§ **Set problem**: Extract each line of the records below that contains the word "concorrenza".

§ **Input records**:
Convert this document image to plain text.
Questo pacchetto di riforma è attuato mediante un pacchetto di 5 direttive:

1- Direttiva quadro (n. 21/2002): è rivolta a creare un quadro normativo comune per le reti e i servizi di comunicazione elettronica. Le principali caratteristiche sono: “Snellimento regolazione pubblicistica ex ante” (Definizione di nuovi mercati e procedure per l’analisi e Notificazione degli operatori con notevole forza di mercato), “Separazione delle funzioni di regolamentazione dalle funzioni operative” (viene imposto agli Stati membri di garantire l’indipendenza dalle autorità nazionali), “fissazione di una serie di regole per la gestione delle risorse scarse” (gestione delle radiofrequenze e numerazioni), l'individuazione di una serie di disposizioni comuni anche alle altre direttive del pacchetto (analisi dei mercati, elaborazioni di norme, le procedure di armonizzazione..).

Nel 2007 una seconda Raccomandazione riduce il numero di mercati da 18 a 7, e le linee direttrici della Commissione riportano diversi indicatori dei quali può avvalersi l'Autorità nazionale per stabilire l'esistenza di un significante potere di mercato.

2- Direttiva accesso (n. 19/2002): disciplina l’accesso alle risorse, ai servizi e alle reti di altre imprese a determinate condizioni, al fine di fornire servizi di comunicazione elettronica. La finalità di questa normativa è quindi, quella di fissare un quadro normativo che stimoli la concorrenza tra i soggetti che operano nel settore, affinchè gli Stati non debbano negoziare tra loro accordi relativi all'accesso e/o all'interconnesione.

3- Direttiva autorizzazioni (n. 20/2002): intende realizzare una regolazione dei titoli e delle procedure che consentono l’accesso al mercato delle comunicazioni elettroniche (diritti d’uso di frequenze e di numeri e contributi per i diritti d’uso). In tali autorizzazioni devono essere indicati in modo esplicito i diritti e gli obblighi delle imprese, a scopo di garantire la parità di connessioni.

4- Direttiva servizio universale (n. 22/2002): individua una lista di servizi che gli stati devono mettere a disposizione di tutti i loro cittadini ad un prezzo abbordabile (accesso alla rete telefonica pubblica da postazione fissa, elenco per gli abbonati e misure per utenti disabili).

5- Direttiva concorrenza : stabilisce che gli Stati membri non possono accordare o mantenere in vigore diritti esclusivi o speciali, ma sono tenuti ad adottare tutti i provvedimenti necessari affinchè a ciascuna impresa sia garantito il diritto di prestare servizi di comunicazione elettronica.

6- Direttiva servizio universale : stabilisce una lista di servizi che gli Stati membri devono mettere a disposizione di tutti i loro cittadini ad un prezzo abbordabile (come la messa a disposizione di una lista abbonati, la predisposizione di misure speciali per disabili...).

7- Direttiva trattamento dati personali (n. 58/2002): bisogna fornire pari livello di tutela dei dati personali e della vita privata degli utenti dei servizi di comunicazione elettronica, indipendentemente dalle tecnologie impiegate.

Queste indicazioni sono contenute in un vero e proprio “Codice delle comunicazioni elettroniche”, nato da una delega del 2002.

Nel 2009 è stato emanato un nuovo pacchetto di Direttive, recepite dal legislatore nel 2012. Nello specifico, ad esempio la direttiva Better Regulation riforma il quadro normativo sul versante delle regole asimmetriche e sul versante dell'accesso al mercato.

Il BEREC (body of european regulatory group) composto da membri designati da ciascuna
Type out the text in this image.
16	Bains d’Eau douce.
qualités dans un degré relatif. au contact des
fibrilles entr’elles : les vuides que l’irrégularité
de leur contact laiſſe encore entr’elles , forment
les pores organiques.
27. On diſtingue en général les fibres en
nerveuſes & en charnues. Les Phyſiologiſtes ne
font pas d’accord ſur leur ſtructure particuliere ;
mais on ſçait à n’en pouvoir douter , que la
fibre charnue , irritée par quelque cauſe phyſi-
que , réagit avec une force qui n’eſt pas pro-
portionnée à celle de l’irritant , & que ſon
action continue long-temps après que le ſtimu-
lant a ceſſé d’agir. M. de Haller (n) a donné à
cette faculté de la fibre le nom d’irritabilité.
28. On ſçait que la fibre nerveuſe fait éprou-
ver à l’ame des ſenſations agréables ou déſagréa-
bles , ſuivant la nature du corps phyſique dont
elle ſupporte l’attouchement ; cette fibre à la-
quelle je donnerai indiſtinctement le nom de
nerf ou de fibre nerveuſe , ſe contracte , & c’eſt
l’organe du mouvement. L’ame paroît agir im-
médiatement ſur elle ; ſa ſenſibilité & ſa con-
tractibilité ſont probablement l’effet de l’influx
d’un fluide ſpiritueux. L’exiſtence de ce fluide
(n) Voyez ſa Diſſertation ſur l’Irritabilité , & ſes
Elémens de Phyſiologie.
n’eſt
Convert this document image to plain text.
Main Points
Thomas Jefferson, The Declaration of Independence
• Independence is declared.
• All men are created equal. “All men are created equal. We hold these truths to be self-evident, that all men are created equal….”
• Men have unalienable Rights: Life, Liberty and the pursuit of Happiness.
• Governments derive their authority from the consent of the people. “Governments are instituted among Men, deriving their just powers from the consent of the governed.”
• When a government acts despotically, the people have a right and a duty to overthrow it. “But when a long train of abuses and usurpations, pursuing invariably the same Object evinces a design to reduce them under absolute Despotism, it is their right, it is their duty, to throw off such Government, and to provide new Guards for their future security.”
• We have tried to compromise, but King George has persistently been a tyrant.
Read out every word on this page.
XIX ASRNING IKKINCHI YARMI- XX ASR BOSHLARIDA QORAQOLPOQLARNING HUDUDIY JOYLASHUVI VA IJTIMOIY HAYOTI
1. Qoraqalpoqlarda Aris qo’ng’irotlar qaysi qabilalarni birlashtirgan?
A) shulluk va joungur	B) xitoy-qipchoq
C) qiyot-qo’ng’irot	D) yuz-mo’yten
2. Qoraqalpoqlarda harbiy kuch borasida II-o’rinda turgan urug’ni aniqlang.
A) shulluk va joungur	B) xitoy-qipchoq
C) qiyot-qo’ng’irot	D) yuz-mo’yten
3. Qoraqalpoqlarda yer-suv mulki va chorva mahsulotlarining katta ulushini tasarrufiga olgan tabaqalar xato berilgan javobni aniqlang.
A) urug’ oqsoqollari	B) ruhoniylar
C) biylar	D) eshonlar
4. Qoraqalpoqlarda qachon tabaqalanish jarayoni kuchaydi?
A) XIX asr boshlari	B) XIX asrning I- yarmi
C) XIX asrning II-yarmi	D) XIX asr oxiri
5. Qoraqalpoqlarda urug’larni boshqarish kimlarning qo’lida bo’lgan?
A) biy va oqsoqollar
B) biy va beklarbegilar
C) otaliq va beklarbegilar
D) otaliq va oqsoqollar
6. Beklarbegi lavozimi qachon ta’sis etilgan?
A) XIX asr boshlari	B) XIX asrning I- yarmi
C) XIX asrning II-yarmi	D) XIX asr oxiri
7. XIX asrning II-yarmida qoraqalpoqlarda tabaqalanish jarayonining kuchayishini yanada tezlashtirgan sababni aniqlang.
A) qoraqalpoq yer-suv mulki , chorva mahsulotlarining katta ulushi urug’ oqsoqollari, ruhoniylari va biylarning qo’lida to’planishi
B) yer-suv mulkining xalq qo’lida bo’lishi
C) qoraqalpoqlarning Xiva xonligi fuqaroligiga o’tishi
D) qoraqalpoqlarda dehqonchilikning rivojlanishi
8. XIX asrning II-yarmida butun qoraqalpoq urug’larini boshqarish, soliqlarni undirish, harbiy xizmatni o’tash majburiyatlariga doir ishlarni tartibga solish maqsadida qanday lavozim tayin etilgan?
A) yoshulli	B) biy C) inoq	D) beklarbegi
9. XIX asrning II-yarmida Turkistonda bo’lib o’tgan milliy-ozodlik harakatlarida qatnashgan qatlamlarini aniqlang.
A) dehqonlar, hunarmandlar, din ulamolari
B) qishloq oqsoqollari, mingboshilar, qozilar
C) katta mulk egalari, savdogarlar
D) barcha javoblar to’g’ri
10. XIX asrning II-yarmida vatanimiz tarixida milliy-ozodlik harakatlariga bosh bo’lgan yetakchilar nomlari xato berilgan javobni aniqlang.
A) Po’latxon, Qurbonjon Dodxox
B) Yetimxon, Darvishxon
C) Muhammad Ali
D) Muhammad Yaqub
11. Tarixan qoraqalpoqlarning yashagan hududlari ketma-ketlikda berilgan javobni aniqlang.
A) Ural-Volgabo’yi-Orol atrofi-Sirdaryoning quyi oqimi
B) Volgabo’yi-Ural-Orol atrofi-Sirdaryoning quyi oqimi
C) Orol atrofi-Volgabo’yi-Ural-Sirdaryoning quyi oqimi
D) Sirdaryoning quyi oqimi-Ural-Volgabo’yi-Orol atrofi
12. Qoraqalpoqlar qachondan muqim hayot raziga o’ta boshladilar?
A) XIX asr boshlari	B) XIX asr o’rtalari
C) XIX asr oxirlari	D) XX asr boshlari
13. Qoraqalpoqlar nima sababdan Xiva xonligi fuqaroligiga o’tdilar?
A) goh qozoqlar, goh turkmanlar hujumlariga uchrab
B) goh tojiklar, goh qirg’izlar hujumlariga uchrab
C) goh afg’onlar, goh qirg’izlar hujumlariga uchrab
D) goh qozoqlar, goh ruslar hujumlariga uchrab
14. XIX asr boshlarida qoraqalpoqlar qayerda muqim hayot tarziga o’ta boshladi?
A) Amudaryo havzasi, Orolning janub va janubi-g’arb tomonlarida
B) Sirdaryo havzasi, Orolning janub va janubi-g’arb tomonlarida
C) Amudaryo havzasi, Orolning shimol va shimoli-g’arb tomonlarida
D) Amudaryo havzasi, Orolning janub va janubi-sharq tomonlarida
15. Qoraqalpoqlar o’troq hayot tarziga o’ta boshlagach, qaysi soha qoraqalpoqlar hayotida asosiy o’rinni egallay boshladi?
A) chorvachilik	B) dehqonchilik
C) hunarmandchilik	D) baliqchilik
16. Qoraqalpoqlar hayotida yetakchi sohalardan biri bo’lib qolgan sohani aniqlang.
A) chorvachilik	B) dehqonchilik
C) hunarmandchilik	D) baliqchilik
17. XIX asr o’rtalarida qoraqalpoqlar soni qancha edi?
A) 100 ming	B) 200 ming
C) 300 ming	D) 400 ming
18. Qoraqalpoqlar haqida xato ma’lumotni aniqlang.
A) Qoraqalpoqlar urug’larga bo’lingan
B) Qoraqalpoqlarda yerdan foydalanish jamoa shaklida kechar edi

§ **Exercise output**:
2- Direttiva accesso (n. 19/2002): disciplina l’accesso alle risorse, ai servizi e alle reti di altre imprese a determinate condizioni, al fine di fornire servizi di comunicazione elettronica. La finalità di questa normativa è quindi, quella di fissare un quadro normativo che stimoli la concorrenza tra i soggetti che operano nel settore, affinchè gli Stati non debbano negoziare tra loro accordi relativi all'accesso e/o all'interconnesione.
5- Direttiva concorrenza : stabilisce che gli Stati membri non possono accordare o mantenere in vigore diritti esclusivi o speciali, ma sono tenuti ad adottare tutti i provvedimenti necessari affinchè a ciascuna impresa sia garantito il diritto di prestare servizi di comunicazione elettronica.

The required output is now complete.